(What the task asks)
Report how many lines contain "answers". The answer is a single number.

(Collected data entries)
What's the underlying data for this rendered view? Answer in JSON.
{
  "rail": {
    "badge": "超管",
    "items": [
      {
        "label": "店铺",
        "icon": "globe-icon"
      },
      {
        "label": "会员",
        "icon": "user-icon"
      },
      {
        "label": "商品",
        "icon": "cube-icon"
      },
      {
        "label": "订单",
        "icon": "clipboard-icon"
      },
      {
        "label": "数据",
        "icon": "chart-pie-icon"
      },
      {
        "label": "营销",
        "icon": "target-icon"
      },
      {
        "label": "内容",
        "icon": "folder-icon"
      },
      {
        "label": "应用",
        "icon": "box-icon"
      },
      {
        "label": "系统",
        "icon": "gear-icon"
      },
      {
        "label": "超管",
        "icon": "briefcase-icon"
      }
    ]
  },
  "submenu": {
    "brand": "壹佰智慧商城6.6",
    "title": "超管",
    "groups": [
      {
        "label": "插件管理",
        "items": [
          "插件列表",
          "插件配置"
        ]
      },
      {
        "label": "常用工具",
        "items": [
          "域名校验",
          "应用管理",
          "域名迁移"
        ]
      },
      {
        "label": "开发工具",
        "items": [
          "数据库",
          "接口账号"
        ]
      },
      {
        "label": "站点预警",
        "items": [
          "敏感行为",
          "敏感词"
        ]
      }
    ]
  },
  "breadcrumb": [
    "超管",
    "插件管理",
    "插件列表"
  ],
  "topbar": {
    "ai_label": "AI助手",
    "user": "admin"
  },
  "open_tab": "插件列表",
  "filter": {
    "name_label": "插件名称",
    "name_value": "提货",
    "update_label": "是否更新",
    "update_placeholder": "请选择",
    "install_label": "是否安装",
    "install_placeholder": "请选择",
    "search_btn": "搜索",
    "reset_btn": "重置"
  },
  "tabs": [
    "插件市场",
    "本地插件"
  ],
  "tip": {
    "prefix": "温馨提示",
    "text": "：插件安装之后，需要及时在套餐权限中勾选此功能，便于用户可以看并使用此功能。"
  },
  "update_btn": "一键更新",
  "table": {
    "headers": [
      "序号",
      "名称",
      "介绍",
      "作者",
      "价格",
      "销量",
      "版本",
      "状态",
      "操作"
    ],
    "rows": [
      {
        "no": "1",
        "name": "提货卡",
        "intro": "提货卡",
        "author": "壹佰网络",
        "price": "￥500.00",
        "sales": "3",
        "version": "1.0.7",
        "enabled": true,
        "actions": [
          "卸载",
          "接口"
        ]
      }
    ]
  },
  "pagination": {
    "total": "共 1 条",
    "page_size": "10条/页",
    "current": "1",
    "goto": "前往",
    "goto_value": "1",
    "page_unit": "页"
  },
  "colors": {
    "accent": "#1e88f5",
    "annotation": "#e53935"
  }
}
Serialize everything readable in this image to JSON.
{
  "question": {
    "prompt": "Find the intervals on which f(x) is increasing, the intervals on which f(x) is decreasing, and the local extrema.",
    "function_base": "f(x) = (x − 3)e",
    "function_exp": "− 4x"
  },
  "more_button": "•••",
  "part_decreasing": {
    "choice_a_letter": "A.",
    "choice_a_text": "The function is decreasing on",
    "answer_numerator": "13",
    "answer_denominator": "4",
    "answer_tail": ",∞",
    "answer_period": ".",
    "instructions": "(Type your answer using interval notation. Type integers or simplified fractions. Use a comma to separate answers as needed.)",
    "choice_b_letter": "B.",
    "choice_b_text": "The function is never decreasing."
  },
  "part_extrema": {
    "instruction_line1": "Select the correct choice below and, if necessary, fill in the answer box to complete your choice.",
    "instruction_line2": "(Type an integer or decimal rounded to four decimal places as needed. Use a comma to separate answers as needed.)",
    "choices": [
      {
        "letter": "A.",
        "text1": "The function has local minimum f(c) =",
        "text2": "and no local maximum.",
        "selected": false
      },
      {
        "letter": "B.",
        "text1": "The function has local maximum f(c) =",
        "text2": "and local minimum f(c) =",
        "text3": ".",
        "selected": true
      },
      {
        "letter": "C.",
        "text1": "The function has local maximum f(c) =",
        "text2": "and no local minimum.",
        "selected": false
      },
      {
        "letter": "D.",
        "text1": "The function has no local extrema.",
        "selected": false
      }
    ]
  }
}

(Answer for the task)
2